Exercise: Determine the number of lines that have the string "channel" in them, and give only that number.

Data records:
========
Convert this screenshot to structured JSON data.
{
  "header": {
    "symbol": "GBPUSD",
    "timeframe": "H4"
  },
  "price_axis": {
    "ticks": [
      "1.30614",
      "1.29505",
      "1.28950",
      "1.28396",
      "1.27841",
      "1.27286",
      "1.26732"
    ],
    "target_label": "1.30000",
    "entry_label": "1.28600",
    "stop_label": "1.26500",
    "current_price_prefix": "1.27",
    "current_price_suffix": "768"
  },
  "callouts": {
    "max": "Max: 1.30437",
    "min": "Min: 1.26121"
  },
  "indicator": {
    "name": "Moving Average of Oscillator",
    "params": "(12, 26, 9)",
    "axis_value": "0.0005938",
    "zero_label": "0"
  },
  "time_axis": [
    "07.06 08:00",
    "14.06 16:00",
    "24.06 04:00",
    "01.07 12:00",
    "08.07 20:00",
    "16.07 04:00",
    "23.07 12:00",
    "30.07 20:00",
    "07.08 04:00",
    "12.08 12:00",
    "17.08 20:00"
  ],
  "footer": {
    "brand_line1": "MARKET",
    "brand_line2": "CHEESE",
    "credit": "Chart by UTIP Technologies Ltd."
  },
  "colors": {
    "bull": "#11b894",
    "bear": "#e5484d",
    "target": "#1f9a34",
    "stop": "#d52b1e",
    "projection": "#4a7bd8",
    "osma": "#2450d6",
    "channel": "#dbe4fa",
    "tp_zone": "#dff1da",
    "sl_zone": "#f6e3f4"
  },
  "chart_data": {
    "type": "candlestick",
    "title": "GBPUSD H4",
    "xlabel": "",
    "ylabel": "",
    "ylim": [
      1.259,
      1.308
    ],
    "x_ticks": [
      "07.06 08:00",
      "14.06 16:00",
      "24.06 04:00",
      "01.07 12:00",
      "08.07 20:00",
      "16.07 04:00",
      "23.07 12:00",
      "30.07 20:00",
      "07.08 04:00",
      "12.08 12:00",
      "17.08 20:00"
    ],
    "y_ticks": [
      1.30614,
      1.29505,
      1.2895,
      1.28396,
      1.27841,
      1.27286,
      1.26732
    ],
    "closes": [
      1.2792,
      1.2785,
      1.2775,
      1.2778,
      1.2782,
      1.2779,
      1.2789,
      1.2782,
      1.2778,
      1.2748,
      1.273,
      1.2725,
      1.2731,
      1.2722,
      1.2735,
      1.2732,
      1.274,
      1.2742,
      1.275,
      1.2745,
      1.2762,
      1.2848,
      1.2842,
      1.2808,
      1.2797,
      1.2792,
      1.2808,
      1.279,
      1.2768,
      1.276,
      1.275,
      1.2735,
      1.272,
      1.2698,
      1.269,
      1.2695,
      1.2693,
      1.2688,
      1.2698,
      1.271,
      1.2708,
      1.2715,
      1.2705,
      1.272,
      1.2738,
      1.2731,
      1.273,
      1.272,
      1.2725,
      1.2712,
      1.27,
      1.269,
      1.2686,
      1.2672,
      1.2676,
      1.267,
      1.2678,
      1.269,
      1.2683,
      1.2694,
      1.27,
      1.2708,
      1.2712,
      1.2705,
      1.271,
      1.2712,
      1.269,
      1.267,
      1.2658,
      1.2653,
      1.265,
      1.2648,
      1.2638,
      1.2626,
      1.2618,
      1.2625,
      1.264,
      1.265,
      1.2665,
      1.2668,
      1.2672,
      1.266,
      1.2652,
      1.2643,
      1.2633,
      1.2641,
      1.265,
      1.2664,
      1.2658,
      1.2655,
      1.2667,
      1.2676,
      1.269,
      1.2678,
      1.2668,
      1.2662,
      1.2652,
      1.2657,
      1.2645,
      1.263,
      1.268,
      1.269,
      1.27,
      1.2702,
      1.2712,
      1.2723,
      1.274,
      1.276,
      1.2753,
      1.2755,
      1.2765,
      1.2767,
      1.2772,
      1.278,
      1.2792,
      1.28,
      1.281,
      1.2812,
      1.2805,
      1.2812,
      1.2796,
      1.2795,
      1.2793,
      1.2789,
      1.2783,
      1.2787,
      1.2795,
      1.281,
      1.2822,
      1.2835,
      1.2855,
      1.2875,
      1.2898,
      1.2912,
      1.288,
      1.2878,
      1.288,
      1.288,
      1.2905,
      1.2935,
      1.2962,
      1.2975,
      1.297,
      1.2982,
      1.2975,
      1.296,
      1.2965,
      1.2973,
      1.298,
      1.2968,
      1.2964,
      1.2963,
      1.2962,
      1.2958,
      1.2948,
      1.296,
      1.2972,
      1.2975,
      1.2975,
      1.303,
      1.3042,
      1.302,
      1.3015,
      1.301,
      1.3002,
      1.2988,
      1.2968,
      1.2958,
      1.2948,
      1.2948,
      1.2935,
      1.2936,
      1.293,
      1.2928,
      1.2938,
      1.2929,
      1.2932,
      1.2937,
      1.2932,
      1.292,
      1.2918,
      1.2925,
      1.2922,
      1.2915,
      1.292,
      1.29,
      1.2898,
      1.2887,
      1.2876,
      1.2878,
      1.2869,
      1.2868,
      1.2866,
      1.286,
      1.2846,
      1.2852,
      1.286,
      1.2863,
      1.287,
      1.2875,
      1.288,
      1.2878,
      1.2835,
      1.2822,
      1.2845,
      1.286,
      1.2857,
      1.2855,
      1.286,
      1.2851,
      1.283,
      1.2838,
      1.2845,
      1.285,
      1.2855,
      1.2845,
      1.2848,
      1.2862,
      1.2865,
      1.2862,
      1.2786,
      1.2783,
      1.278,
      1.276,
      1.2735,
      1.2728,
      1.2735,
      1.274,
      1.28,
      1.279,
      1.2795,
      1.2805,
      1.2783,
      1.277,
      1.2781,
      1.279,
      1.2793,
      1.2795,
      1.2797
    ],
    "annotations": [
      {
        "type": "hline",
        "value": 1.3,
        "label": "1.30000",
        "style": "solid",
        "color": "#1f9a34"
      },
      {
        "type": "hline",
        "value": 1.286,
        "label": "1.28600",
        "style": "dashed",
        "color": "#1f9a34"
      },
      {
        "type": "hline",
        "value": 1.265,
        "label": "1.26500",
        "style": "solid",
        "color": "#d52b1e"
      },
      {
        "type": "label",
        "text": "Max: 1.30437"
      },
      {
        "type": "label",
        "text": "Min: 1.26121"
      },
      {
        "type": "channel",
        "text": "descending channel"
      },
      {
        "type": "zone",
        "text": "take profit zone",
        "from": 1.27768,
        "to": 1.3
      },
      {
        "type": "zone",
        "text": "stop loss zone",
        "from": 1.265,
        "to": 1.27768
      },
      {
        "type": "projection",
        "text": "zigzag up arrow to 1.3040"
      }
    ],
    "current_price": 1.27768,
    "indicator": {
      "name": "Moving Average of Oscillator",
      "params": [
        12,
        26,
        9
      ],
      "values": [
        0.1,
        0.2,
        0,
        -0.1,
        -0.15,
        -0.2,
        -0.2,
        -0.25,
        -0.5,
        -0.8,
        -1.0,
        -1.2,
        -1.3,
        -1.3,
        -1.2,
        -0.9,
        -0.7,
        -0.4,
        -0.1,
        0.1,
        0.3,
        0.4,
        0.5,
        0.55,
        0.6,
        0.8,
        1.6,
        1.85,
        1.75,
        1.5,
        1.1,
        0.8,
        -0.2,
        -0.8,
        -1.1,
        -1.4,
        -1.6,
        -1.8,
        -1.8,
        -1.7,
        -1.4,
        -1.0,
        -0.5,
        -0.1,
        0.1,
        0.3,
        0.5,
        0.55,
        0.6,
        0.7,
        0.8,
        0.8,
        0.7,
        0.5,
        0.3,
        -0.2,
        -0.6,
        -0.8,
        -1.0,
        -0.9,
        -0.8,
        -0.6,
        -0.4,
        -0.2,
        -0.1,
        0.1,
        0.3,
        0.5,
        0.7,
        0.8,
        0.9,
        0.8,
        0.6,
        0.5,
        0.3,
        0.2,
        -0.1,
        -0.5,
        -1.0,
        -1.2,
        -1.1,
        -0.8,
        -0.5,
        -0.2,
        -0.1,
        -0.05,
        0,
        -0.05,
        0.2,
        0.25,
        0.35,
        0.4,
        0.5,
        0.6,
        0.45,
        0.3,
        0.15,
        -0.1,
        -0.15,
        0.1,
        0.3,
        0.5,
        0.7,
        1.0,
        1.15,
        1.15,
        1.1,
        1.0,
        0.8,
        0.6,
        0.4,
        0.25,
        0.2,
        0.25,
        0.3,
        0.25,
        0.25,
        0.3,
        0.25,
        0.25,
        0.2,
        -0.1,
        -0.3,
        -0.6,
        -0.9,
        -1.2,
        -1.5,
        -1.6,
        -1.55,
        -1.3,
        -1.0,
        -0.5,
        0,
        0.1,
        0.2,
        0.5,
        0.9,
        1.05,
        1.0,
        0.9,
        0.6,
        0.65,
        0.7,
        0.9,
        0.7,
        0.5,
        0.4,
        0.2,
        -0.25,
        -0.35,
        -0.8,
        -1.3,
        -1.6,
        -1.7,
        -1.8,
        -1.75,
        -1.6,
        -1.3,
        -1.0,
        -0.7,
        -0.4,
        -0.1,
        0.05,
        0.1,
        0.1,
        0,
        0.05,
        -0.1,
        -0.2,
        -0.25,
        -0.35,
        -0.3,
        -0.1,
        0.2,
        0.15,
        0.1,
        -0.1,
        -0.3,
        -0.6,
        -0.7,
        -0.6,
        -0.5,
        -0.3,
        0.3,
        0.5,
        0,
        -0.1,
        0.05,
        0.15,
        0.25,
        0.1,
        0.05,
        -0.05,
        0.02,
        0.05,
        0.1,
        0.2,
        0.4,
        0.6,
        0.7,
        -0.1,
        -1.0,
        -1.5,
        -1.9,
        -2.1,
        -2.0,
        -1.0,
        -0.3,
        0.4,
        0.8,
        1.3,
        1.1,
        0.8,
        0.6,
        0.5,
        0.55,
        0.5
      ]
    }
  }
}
========
Exercise output: 3